**WRITTEN INSTRUCTION**
Find each line with the word "Output" and copy it.

— start EXERCISE INPUTS —

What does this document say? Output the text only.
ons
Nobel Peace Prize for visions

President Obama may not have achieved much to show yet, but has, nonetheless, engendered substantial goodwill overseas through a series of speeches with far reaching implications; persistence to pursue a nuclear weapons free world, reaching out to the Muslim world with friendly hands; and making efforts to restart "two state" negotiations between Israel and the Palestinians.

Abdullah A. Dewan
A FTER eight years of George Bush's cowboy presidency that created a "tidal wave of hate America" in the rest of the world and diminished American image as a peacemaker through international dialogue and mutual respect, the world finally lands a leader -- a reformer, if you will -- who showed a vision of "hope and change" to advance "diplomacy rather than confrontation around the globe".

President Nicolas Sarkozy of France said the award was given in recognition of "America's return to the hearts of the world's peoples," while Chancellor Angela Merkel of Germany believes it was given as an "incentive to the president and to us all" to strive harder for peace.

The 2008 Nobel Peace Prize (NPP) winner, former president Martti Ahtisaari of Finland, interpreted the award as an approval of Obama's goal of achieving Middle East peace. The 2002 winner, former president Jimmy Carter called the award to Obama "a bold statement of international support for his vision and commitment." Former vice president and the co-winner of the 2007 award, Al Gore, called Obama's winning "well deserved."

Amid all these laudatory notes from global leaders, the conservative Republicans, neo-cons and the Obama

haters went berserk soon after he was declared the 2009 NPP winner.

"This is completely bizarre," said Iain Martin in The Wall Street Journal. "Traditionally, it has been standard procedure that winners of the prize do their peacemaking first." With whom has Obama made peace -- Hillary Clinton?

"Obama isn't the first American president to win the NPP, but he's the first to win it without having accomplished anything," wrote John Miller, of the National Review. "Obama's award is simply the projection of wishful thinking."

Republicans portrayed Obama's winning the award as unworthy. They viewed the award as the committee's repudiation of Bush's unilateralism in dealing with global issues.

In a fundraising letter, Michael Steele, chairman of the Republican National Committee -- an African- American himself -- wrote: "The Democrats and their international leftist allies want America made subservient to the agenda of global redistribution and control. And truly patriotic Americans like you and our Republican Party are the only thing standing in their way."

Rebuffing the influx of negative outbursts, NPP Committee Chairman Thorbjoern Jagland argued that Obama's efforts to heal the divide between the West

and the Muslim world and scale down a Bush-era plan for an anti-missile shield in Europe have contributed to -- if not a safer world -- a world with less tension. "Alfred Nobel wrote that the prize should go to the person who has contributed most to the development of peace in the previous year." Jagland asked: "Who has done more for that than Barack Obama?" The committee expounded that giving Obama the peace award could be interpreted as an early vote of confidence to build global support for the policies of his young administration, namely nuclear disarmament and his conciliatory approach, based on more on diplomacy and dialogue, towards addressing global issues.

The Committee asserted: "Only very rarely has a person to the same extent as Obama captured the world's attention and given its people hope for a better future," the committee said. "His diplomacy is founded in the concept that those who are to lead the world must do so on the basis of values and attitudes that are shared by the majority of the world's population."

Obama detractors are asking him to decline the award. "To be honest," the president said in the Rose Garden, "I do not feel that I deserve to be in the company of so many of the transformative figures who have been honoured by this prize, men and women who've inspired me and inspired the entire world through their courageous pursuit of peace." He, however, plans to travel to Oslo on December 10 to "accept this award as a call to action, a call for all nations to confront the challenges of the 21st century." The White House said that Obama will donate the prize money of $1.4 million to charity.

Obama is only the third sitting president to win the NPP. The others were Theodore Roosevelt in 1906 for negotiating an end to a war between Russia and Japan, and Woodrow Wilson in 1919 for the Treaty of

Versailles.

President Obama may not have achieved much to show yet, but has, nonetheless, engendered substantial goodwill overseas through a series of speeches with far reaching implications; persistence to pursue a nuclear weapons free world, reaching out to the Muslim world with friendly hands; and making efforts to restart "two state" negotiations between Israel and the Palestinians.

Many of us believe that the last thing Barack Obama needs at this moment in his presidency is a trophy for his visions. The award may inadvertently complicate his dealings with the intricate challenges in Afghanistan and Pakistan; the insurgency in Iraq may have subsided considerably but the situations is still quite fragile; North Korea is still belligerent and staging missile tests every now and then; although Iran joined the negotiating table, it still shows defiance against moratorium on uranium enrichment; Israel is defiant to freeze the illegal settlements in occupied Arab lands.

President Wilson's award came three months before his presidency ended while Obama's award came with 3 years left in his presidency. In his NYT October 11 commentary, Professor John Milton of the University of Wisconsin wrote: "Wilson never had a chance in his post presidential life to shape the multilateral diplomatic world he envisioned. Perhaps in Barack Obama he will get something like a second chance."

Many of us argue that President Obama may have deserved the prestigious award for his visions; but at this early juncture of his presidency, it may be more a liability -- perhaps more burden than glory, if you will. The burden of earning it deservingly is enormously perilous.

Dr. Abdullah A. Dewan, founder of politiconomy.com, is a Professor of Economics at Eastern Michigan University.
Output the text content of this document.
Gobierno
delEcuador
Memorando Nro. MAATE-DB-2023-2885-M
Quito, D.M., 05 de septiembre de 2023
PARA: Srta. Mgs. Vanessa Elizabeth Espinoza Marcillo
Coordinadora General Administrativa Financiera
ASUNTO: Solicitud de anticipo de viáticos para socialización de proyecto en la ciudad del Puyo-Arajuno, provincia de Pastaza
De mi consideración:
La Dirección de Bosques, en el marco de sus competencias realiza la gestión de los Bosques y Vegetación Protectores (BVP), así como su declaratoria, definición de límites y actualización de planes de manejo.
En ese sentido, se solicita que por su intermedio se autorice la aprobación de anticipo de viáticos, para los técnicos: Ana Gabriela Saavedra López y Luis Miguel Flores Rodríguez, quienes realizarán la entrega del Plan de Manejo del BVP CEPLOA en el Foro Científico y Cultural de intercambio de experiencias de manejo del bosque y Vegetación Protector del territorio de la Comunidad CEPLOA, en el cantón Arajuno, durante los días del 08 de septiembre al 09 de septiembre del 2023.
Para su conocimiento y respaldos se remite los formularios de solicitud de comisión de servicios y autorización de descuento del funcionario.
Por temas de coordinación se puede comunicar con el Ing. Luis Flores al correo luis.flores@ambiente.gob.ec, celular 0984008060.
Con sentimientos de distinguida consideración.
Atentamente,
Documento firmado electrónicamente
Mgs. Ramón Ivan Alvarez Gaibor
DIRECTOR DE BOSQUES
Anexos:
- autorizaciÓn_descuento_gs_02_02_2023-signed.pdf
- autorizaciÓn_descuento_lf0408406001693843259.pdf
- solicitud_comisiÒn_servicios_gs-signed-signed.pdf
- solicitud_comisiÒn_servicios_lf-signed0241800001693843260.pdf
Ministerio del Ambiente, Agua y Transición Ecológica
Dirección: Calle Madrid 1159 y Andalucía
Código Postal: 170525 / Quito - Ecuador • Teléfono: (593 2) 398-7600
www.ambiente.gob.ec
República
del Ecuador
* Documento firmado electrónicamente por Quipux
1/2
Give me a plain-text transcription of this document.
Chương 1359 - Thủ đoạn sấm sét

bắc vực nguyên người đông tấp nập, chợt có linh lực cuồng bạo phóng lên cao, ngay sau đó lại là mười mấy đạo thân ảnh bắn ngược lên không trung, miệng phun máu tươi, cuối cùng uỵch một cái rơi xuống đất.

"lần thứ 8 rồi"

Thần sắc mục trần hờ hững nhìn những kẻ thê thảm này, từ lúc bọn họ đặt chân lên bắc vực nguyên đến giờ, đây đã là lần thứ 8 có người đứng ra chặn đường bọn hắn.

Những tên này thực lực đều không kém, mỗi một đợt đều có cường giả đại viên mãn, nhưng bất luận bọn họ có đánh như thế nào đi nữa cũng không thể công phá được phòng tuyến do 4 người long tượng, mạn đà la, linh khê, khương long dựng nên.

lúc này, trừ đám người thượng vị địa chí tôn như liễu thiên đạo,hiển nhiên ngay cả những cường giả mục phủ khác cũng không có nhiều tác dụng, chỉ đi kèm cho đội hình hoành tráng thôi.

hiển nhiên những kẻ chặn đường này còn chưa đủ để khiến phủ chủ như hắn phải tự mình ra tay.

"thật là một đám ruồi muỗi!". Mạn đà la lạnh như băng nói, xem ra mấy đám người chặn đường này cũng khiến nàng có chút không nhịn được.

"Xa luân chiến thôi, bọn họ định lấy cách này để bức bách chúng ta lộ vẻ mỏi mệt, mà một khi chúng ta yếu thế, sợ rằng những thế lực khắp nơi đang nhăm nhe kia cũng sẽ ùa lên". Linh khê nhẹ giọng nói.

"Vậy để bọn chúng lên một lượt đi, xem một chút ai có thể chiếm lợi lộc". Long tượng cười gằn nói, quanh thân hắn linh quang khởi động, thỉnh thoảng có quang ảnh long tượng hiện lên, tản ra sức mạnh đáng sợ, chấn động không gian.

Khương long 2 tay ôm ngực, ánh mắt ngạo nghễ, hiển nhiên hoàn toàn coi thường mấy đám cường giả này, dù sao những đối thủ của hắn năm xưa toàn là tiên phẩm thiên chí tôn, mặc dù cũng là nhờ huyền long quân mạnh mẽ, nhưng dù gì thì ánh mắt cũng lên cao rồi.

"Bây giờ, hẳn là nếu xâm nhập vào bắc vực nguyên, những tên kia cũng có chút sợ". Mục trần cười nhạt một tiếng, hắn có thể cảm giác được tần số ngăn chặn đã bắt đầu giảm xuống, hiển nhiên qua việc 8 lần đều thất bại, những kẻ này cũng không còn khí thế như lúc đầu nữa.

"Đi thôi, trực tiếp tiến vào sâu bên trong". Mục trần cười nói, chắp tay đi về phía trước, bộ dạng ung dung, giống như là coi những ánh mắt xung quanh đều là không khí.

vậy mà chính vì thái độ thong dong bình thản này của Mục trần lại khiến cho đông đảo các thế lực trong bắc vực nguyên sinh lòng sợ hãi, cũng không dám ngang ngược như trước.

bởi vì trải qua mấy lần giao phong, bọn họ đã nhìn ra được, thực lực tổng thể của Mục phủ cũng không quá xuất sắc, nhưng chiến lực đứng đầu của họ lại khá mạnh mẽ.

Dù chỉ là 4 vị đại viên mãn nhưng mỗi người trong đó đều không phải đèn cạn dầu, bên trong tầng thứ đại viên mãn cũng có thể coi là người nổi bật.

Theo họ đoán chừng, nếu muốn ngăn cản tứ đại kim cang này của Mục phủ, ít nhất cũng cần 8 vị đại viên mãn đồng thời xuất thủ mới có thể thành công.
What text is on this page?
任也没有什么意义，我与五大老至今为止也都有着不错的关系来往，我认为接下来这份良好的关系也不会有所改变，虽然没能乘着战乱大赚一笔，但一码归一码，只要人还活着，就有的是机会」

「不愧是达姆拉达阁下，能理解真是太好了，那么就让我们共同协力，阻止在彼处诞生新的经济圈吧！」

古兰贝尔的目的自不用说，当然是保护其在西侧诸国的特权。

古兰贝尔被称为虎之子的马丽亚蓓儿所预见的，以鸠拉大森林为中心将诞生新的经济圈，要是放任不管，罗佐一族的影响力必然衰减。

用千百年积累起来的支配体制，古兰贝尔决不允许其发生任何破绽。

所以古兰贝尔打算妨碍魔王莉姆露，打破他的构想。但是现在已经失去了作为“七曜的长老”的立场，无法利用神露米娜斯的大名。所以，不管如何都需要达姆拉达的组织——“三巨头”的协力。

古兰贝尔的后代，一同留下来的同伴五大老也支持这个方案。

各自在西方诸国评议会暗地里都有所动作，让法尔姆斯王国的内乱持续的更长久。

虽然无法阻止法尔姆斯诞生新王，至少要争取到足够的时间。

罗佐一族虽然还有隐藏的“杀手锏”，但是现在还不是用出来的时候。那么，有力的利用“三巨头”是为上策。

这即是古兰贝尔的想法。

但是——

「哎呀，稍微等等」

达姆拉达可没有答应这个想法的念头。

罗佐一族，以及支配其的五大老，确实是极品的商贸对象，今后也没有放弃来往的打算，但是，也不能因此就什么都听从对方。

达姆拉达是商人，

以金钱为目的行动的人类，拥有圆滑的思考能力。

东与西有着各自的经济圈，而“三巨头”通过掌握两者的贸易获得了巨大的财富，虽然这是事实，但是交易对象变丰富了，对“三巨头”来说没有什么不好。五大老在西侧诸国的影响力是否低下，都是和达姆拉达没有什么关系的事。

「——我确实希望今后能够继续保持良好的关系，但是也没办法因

— end EXERCISE INPUTS —

**WRITTEN SOLUTION**
What does this document say? Output the text only.
Output the text content of this document.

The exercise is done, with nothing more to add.